**PROVIDED DATA**
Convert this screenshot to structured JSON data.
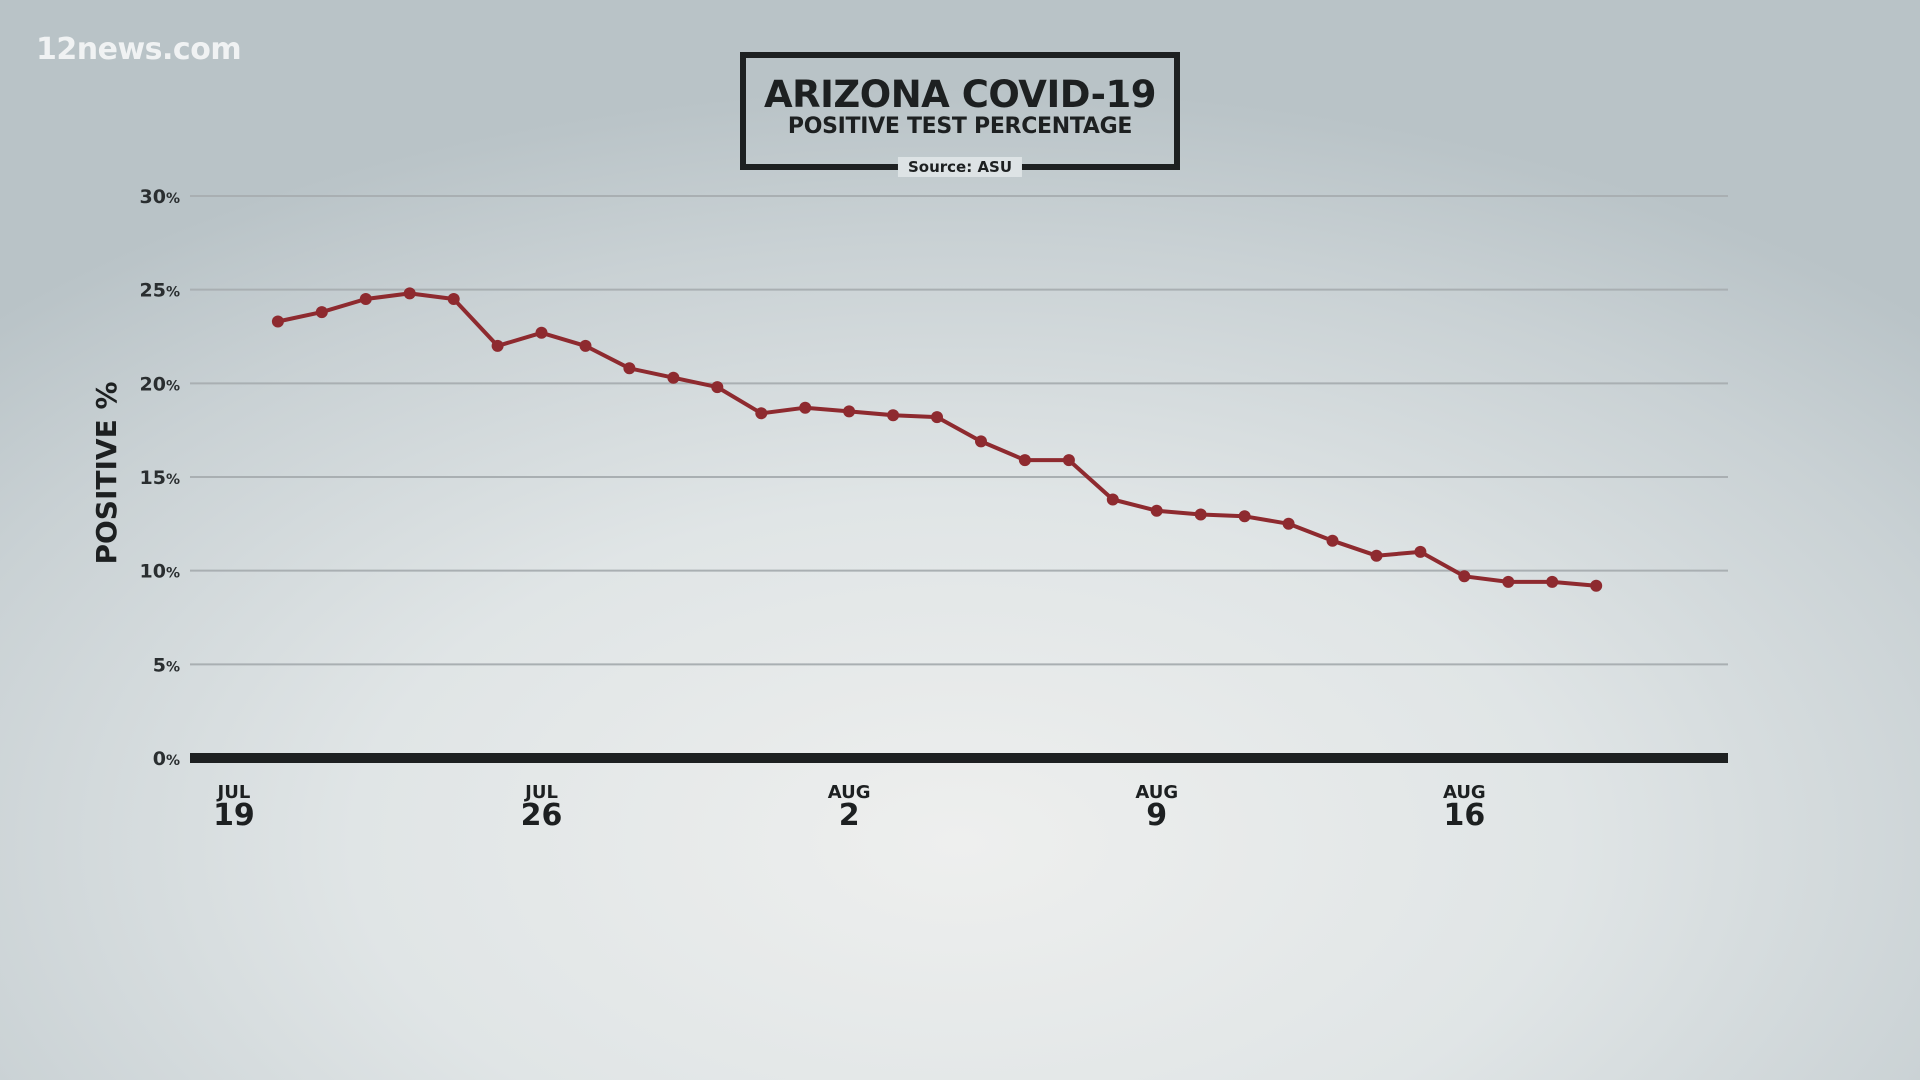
{
  "watermark": "12news.com",
  "chart_data": {
    "type": "line",
    "title": "ARIZONA COVID-19",
    "subtitle": "POSITIVE TEST PERCENTAGE",
    "source": "Source: ASU",
    "xlabel": "",
    "ylabel": "POSITIVE %",
    "ylim": [
      0,
      30
    ],
    "yticks": [
      0,
      5,
      10,
      15,
      20,
      25,
      30
    ],
    "ytick_unit": "%",
    "grid": true,
    "xlim": [
      "2020-07-18",
      "2020-08-22"
    ],
    "xticks": [
      {
        "date": "2020-07-19",
        "month": "JUL",
        "day": "19"
      },
      {
        "date": "2020-07-26",
        "month": "JUL",
        "day": "26"
      },
      {
        "date": "2020-08-02",
        "month": "AUG",
        "day": "2"
      },
      {
        "date": "2020-08-09",
        "month": "AUG",
        "day": "9"
      },
      {
        "date": "2020-08-16",
        "month": "AUG",
        "day": "16"
      }
    ],
    "line_color": "#8e2a2f",
    "series": [
      {
        "x": [
          "2020-07-20",
          "2020-07-21",
          "2020-07-22",
          "2020-07-23",
          "2020-07-24",
          "2020-07-25",
          "2020-07-26",
          "2020-07-27",
          "2020-07-28",
          "2020-07-29",
          "2020-07-30",
          "2020-07-31",
          "2020-08-01",
          "2020-08-02",
          "2020-08-03",
          "2020-08-04",
          "2020-08-05",
          "2020-08-06",
          "2020-08-07",
          "2020-08-08",
          "2020-08-09",
          "2020-08-10",
          "2020-08-11",
          "2020-08-12",
          "2020-08-13",
          "2020-08-14",
          "2020-08-15",
          "2020-08-16",
          "2020-08-17",
          "2020-08-18",
          "2020-08-19"
        ],
        "values": [
          23.3,
          23.8,
          24.5,
          24.8,
          24.5,
          22.0,
          22.7,
          22.0,
          20.8,
          20.3,
          19.8,
          18.4,
          18.7,
          18.5,
          18.3,
          18.2,
          16.9,
          15.9,
          15.9,
          13.8,
          13.2,
          13.0,
          12.9,
          12.5,
          11.6,
          10.8,
          11.0,
          9.7,
          9.4,
          9.4,
          9.2
        ]
      }
    ]
  }
}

**THE REQUEST**
Every entry above should be duplicated exactly. Do not include the images.

**REPLY**
Convert this screenshot to structured JSON data.
{
  "watermark": "12news.com",
  "chart_data": {
    "type": "line",
    "title": "ARIZONA COVID-19",
    "subtitle": "POSITIVE TEST PERCENTAGE",
    "source": "Source: ASU",
    "xlabel": "",
    "ylabel": "POSITIVE %",
    "ylim": [
      0,
      30
    ],
    "yticks": [
      0,
      5,
      10,
      15,
      20,
      25,
      30
    ],
    "ytick_unit": "%",
    "grid": true,
    "xlim": [
      "2020-07-18",
      "2020-08-22"
    ],
    "xticks": [
      {
        "date": "2020-07-19",
        "month": "JUL",
        "day": "19"
      },
      {
        "date": "2020-07-26",
        "month": "JUL",
        "day": "26"
      },
      {
        "date": "2020-08-02",
        "month": "AUG",
        "day": "2"
      },
      {
        "date": "2020-08-09",
        "month": "AUG",
        "day": "9"
      },
      {
        "date": "2020-08-16",
        "month": "AUG",
        "day": "16"
      }
    ],
    "line_color": "#8e2a2f",
    "series": [
      {
        "x": [
          "2020-07-20",
          "2020-07-21",
          "2020-07-22",
          "2020-07-23",
          "2020-07-24",
          "2020-07-25",
          "2020-07-26",
          "2020-07-27",
          "2020-07-28",
          "2020-07-29",
          "2020-07-30",
          "2020-07-31",
          "2020-08-01",
          "2020-08-02",
          "2020-08-03",
          "2020-08-04",
          "2020-08-05",
          "2020-08-06",
          "2020-08-07",
          "2020-08-08",
          "2020-08-09",
          "2020-08-10",
          "2020-08-11",
          "2020-08-12",
          "2020-08-13",
          "2020-08-14",
          "2020-08-15",
          "2020-08-16",
          "2020-08-17",
          "2020-08-18",
          "2020-08-19"
        ],
        "values": [
          23.3,
          23.8,
          24.5,
          24.8,
          24.5,
          22.0,
          22.7,
          22.0,
          20.8,
          20.3,
          19.8,
          18.4,
          18.7,
          18.5,
          18.3,
          18.2,
          16.9,
          15.9,
          15.9,
          13.8,
          13.2,
          13.0,
          12.9,
          12.5,
          11.6,
          10.8,
          11.0,
          9.7,
          9.4,
          9.4,
          9.2
        ]
      }
    ]
  }
}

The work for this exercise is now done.